## [PROBLEM TO SOLVE]
Search the material for the string "exposure", then report how many lines hold it, with no other text.

## [DATA]

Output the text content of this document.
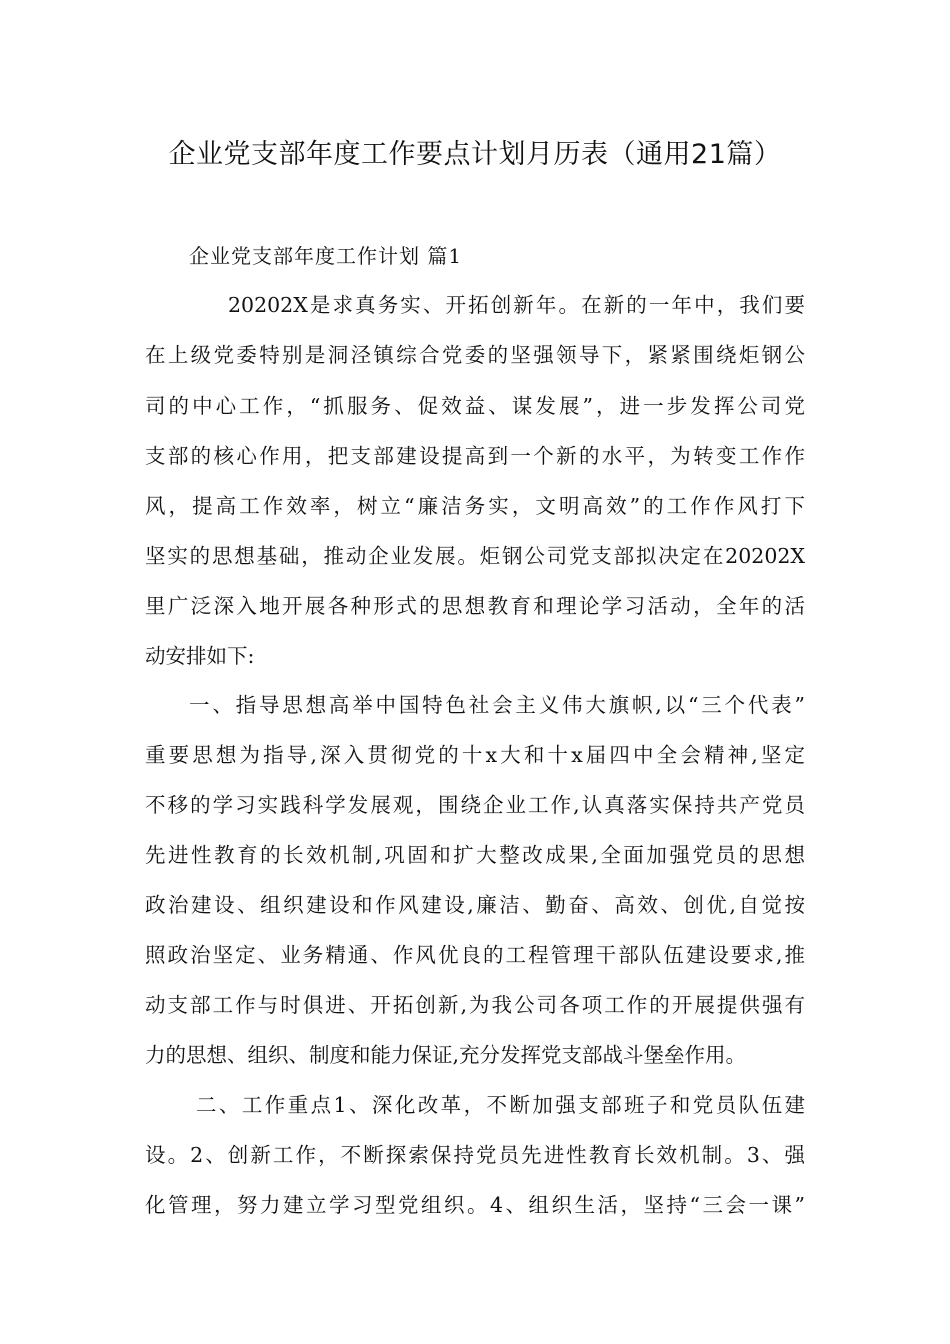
企业党支部年度工作要点计划月历表（通用21篇）
企业党支部年度工作计划 篇1
20202X是求真务实、开拓创新年。在新的一年中，我们要
在上级党委特别是洞泾镇综合党委的坚强领导下，紧紧围绕炬钢公
司的中心工作，“抓服务、促效益、谋发展”，进一步发挥公司党
支部的核心作用，把支部建设提高到一个新的水平，为转变工作作
风，提高工作效率，树立“廉洁务实，文明高效”的工作作风打下
坚实的思想基础，推动企业发展。炬钢公司党支部拟决定在20202X
里广泛深入地开展各种形式的思想教育和理论学习活动，全年的活
动安排如下:
一、指导思想高举中国特色社会主义伟大旗帜,以“三个代表”
重要思想为指导,深入贯彻党的十x大和十x届四中全会精神,坚定
不移的学习实践科学发展观，围绕企业工作,认真落实保持共产党员
先进性教育的长效机制,巩固和扩大整改成果,全面加强党员的思想
政治建设、组织建设和作风建设,廉洁、勤奋、高效、创优,自觉按
照政治坚定、业务精通、作风优良的工程管理干部队伍建设要求,推
动支部工作与时俱进、开拓创新,为我公司各项工作的开展提供强有
力的思想、组织、制度和能力保证,充分发挥党支部战斗堡垒作用。
二、工作重点1、深化改革，不断加强支部班子和党员队伍建
设。2、创新工作，不断探索保持党员先进性教育长效机制。3、强
化管理，努力建立学习型党组织。4、组织生活，坚持“三会一课”
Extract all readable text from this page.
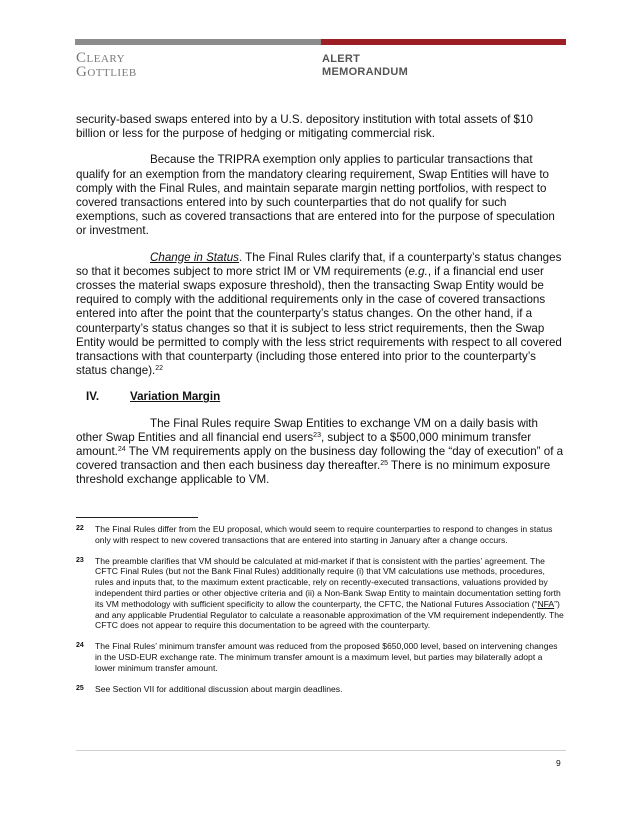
Cleary
Gottlieb
ALERT
MEMORANDUM

security-based swaps entered into by a U.S. depository institution with total assets of $10 billion or less for the purpose of hedging or mitigating commercial risk.

Because the TRIPRA exemption only applies to particular transactions that qualify for an exemption from the mandatory clearing requirement, Swap Entities will have to comply with the Final Rules, and maintain separate margin netting portfolios, with respect to covered transactions entered into by such counterparties that do not qualify for such exemptions, such as covered transactions that are entered into for the purpose of speculation or investment.

Change in Status. The Final Rules clarify that, if a counterparty’s status changes so that it becomes subject to more strict IM or VM requirements (e.g., if a financial end user crosses the material swaps exposure threshold), then the transacting Swap Entity would be required to comply with the additional requirements only in the case of covered transactions entered into after the point that the counterparty’s status changes. On the other hand, if a counterparty’s status changes so that it is subject to less strict requirements, then the Swap Entity would be permitted to comply with the less strict requirements with respect to all covered transactions with that counterparty (including those entered into prior to the counterparty’s status change).$^{22}$

IV.	Variation Margin

The Final Rules require Swap Entities to exchange VM on a daily basis with other Swap Entities and all financial end users$^{23}$, subject to a $500,000 minimum transfer amount.$^{24}$ The VM requirements apply on the business day following the “day of execution” of a covered transaction and then each business day thereafter.$^{25}$ There is no minimum exposure threshold exchange applicable to VM.

22	The Final Rules differ from the EU proposal, which would seem to require counterparties to respond to changes in status only with respect to new covered transactions that are entered into starting in January after a change occurs.
23	The preamble clarifies that VM should be calculated at mid-market if that is consistent with the parties’ agreement. The CFTC Final Rules (but not the Bank Final Rules) additionally require (i) that VM calculations use methods, procedures, rules and inputs that, to the maximum extent practicable, rely on recently-executed transactions, valuations provided by independent third parties or other objective criteria and (ii) a Non-Bank Swap Entity to maintain documentation setting forth its VM methodology with sufficient specificity to allow the counterparty, the CFTC, the National Futures Association (“NFA”) and any applicable Prudential Regulator to calculate a reasonable approximation of the VM requirement independently. The CFTC does not appear to require this documentation to be agreed with the counterparty.
24	The Final Rules’ minimum transfer amount was reduced from the proposed $650,000 level, based on intervening changes in the USD-EUR exchange rate. The minimum transfer amount is a maximum level, but parties may bilaterally adopt a lower minimum transfer amount.
25	See Section VII for additional discussion about margin deadlines.
9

## [REPLY TO THE EXERCISE]
2